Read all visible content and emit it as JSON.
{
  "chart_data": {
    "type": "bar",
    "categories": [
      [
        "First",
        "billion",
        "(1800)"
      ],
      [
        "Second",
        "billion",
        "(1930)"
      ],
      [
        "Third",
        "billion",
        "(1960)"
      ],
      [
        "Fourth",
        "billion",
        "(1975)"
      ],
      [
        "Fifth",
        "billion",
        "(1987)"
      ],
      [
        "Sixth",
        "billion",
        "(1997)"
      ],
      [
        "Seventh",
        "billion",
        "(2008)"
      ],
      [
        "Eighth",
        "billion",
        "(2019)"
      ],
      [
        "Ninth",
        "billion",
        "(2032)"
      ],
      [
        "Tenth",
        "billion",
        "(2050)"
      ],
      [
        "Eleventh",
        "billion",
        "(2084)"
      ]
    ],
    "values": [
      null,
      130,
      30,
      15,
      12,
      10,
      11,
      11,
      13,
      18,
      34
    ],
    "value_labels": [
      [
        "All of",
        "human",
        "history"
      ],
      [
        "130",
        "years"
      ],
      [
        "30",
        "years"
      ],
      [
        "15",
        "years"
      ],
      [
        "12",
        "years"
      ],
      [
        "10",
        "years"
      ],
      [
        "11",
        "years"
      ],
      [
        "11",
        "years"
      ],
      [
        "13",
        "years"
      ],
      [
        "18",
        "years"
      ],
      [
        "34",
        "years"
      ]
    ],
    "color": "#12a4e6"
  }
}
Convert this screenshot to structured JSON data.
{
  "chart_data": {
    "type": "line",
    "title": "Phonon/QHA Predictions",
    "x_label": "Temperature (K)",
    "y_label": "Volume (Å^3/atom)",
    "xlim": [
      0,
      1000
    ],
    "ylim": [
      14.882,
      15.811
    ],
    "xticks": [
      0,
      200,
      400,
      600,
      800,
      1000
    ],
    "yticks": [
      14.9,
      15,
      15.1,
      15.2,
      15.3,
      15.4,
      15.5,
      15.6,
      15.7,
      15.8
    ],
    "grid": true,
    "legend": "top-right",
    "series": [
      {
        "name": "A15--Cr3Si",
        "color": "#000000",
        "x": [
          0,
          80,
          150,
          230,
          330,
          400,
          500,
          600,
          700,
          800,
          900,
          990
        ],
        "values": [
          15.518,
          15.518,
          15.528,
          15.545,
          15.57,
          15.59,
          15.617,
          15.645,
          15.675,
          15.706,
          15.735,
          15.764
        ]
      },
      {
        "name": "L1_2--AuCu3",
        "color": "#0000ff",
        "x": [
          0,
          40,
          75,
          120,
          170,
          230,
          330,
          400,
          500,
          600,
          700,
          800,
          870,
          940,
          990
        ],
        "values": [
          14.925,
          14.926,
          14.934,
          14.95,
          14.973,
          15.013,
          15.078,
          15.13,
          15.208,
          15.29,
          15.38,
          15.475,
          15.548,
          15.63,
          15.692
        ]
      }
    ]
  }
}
☆ ☆ ☆ ☆ ☆ ☆ ☆
*What the task requires*
All of the data shown above must be copied exactly.

*Output for this exercise*
Read all visible content and emit it as JSON.
{
  "chart_data": {
    "type": "bar",
    "categories": [
      [
        "First",
        "billion",
        "(1800)"
      ],
      [
        "Second",
        "billion",
        "(1930)"
      ],
      [
        "Third",
        "billion",
        "(1960)"
      ],
      [
        "Fourth",
        "billion",
        "(1975)"
      ],
      [
        "Fifth",
        "billion",
        "(1987)"
      ],
      [
        "Sixth",
        "billion",
        "(1997)"
      ],
      [
        "Seventh",
        "billion",
        "(2008)"
      ],
      [
        "Eighth",
        "billion",
        "(2019)"
      ],
      [
        "Ninth",
        "billion",
        "(2032)"
      ],
      [
        "Tenth",
        "billion",
        "(2050)"
      ],
      [
        "Eleventh",
        "billion",
        "(2084)"
      ]
    ],
    "values": [
      null,
      130,
      30,
      15,
      12,
      10,
      11,
      11,
      13,
      18,
      34
    ],
    "value_labels": [
      [
        "All of",
        "human",
        "history"
      ],
      [
        "130",
        "years"
      ],
      [
        "30",
        "years"
      ],
      [
        "15",
        "years"
      ],
      [
        "12",
        "years"
      ],
      [
        "10",
        "years"
      ],
      [
        "11",
        "years"
      ],
      [
        "11",
        "years"
      ],
      [
        "13",
        "years"
      ],
      [
        "18",
        "years"
      ],
      [
        "34",
        "years"
      ]
    ],
    "color": "#12a4e6"
  }
}
Convert this screenshot to structured JSON data.
{
  "chart_data": {
    "type": "line",
    "title": "Phonon/QHA Predictions",
    "x_label": "Temperature (K)",
    "y_label": "Volume (Å^3/atom)",
    "xlim": [
      0,
      1000
    ],
    "ylim": [
      14.882,
      15.811
    ],
    "xticks": [
      0,
      200,
      400,
      600,
      800,
      1000
    ],
    "yticks": [
      14.9,
      15,
      15.1,
      15.2,
      15.3,
      15.4,
      15.5,
      15.6,
      15.7,
      15.8
    ],
    "grid": true,
    "legend": "top-right",
    "series": [
      {
        "name": "A15--Cr3Si",
        "color": "#000000",
        "x": [
          0,
          80,
          150,
          230,
          330,
          400,
          500,
          600,
          700,
          800,
          900,
          990
        ],
        "values": [
          15.518,
          15.518,
          15.528,
          15.545,
          15.57,
          15.59,
          15.617,
          15.645,
          15.675,
          15.706,
          15.735,
          15.764
        ]
      },
      {
        "name": "L1_2--AuCu3",
        "color": "#0000ff",
        "x": [
          0,
          40,
          75,
          120,
          170,
          230,
          330,
          400,
          500,
          600,
          700,
          800,
          870,
          940,
          990
        ],
        "values": [
          14.925,
          14.926,
          14.934,
          14.95,
          14.973,
          15.013,
          15.078,
          15.13,
          15.208,
          15.29,
          15.38,
          15.475,
          15.548,
          15.63,
          15.692
        ]
      }
    ]
  }
}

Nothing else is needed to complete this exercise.